● To do: Can you pull out each line of the data below that includes the word "Paulus"?

[Saved entries]
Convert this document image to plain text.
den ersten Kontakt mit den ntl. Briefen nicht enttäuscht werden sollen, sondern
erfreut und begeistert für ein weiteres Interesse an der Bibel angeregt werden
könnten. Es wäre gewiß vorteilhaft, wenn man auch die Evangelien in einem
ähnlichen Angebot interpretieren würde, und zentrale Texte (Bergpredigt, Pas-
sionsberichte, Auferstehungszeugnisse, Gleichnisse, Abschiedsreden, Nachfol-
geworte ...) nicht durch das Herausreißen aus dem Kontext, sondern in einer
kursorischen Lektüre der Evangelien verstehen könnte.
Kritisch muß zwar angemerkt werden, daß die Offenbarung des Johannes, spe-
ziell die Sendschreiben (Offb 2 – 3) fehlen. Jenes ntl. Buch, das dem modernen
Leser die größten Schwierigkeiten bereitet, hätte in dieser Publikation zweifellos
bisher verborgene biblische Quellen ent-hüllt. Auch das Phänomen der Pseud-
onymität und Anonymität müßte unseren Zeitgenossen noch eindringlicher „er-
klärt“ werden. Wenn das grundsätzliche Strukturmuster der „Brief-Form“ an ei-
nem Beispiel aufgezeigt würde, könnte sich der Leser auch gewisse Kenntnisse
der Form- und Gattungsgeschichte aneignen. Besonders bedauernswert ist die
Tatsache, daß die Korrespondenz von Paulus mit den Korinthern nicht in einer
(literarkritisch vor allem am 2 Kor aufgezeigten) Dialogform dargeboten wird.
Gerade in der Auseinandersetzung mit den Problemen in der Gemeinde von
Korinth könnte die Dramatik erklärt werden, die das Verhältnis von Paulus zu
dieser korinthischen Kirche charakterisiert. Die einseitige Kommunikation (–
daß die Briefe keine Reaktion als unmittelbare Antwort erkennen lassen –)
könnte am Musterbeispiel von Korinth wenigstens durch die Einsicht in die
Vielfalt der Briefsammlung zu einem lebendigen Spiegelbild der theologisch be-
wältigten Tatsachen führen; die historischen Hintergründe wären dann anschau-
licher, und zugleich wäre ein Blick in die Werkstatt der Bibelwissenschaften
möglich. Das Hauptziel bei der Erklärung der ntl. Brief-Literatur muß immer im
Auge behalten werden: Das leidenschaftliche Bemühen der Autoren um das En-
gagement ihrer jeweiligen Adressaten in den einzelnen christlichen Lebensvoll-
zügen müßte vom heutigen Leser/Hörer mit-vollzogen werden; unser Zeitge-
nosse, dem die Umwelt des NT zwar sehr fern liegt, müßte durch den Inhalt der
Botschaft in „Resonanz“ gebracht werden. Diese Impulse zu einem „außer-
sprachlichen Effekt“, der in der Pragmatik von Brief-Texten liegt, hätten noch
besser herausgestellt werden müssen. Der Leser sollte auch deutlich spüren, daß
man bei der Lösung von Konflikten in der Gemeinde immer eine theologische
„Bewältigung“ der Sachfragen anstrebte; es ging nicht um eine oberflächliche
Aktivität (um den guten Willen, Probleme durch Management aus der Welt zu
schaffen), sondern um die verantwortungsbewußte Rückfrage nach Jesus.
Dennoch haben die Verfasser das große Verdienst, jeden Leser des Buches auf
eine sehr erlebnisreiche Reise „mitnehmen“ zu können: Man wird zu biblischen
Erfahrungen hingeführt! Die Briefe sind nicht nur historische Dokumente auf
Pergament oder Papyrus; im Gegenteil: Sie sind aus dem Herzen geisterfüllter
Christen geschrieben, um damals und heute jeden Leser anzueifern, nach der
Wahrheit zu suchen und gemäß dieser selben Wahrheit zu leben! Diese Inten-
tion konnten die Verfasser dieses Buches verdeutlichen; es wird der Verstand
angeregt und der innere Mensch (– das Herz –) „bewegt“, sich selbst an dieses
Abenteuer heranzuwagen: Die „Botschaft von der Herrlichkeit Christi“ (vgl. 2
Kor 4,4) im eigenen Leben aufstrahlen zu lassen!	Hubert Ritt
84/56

● Response for this exercise:
Tatsache, daß die Korrespondenz von Paulus mit den Korinthern nicht in einer
Korinth könnte die Dramatik erklärt werden, die das Verhältnis von Paulus zu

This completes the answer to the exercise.